● **Set task**: Every line that holds the string "desejar" is to be identified and copied.

● **Record list**:
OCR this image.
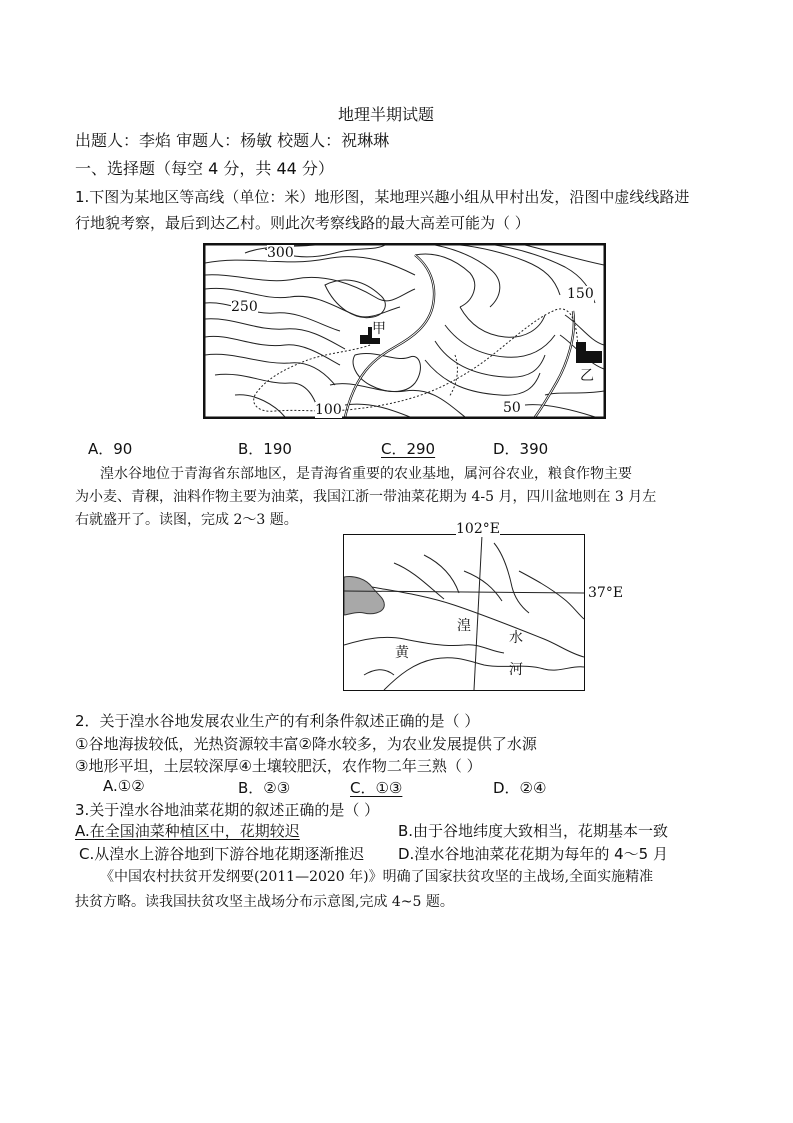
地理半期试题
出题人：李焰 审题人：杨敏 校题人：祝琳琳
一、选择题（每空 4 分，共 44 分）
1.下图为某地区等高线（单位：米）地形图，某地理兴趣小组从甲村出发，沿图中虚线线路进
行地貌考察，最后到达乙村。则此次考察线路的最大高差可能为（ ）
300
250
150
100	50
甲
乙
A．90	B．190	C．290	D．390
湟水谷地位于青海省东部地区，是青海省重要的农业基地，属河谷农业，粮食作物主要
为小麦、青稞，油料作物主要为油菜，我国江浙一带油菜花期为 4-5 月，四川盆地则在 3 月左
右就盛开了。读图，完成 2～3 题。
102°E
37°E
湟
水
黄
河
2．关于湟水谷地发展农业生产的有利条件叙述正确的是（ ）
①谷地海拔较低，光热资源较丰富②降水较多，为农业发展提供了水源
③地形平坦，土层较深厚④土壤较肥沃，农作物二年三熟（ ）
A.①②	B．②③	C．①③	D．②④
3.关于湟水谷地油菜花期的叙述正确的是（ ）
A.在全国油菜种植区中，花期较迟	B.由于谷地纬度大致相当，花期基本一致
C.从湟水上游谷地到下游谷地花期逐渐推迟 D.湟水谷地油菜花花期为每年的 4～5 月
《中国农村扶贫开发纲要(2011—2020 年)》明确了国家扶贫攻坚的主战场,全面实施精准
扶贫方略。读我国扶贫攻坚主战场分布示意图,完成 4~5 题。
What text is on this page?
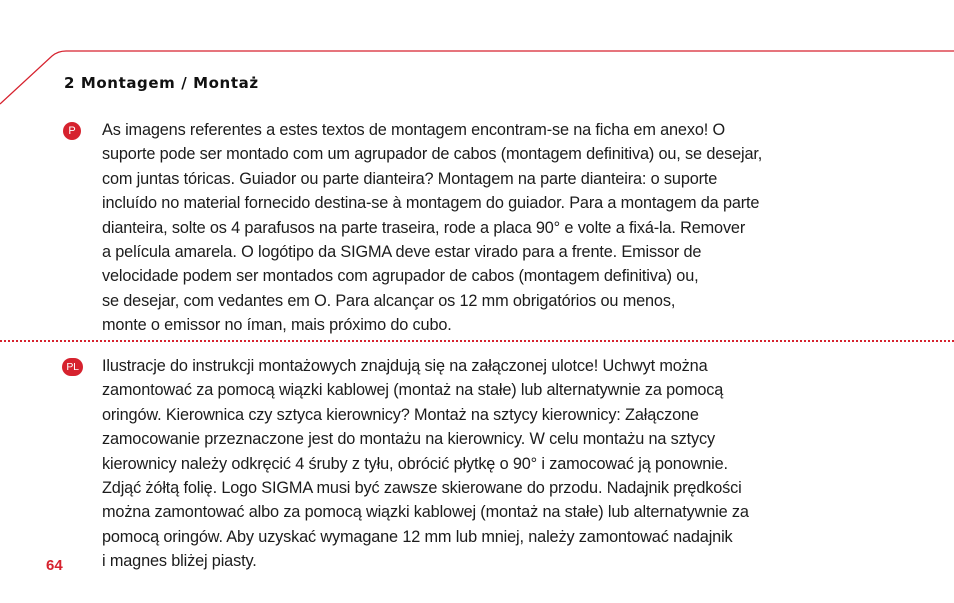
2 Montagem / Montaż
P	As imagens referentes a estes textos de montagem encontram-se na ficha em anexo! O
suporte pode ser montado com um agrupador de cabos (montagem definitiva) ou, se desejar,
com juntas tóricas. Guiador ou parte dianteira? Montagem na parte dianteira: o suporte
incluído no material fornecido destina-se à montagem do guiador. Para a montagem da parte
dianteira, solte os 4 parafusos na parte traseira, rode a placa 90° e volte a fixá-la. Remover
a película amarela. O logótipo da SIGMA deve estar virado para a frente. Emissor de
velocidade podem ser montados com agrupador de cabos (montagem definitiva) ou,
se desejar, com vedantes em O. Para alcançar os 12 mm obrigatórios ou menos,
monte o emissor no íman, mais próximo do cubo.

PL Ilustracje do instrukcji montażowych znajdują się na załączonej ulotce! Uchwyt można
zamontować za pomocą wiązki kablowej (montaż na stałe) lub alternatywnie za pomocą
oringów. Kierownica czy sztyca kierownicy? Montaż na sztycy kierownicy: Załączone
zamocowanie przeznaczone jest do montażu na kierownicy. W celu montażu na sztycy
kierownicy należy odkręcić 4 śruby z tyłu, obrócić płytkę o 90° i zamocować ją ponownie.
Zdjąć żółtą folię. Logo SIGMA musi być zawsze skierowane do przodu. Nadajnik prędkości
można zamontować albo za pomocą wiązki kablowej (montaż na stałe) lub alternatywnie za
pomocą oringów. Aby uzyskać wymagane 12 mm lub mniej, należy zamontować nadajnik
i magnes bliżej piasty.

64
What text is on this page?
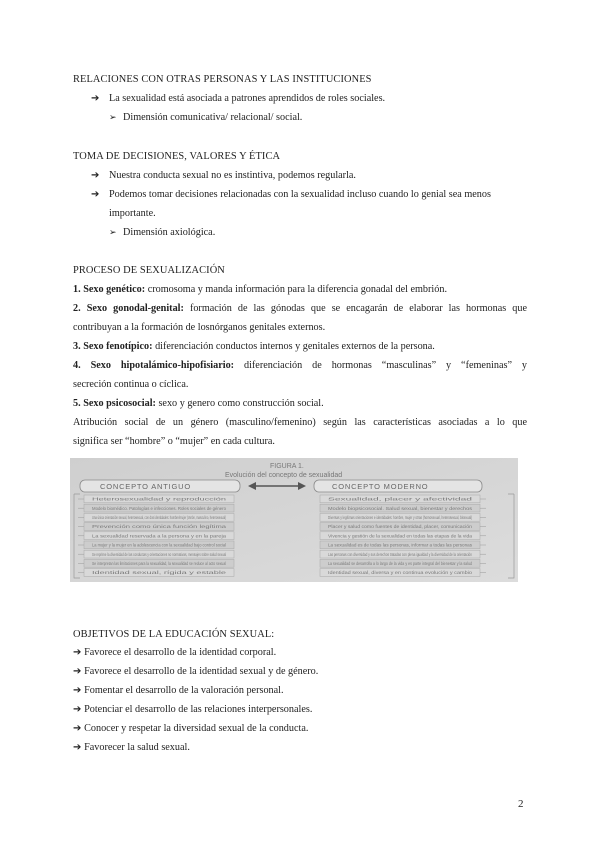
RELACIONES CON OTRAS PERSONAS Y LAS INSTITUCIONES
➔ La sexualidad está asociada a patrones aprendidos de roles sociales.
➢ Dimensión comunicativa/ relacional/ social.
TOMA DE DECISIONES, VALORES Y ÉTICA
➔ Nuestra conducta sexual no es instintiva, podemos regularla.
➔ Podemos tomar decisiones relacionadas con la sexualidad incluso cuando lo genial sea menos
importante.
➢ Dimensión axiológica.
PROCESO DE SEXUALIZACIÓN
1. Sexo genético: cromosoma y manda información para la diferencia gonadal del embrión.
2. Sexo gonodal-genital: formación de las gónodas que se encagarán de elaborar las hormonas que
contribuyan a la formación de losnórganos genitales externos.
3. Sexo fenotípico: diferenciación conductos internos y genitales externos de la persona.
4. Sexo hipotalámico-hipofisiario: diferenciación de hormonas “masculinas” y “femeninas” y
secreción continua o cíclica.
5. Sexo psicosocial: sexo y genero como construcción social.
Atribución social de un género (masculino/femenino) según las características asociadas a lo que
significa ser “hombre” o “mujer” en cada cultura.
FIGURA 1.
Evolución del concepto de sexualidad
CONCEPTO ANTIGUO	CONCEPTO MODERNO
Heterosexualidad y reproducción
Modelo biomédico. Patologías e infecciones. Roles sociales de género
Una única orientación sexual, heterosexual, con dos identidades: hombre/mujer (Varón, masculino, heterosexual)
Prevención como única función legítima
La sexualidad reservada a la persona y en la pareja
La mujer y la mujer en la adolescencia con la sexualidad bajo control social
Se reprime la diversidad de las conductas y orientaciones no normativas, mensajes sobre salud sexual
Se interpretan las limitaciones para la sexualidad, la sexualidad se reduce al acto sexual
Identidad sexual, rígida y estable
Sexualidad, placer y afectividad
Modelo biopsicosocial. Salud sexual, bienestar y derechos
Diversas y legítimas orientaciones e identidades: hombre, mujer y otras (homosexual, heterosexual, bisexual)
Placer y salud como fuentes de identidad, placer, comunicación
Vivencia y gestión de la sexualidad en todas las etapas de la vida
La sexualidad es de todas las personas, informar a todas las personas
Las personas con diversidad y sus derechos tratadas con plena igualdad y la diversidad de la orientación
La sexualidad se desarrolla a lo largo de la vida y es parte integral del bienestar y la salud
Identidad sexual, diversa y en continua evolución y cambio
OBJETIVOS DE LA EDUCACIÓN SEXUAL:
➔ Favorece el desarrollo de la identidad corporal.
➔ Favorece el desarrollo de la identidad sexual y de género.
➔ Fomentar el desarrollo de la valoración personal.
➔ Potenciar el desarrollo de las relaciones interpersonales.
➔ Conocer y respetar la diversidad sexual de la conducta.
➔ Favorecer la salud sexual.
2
==
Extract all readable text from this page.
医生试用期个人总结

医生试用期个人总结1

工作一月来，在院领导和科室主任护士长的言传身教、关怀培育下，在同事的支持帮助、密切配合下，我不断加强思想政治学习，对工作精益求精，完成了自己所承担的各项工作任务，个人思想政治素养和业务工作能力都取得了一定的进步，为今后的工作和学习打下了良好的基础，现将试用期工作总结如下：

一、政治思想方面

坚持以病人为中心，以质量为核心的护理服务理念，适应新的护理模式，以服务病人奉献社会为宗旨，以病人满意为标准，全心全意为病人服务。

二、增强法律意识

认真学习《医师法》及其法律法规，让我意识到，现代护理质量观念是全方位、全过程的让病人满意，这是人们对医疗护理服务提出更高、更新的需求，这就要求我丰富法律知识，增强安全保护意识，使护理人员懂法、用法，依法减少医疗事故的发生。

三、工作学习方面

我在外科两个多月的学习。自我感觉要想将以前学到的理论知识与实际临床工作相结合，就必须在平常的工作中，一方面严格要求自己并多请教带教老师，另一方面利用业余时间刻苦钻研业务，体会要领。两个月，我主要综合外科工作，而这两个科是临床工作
==
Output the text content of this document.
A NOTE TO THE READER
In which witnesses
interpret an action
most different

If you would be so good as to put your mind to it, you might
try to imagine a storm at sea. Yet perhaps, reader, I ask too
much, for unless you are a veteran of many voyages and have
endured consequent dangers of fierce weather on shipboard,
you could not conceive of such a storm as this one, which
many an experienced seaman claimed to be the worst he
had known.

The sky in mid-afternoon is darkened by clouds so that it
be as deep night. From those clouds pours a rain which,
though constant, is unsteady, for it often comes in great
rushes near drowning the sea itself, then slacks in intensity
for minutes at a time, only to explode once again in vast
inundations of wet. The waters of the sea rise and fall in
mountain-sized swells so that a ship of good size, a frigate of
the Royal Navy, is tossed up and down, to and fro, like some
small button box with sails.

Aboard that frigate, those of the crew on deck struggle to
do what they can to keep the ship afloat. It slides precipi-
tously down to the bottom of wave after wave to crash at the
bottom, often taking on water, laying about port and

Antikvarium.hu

● **In response**:
suporte pode ser montado com um agrupador de cabos (montagem definitiva) ou, se desejar,
se desejar, com vedantes em O. Para alcançar os 12 mm obrigatórios ou menos,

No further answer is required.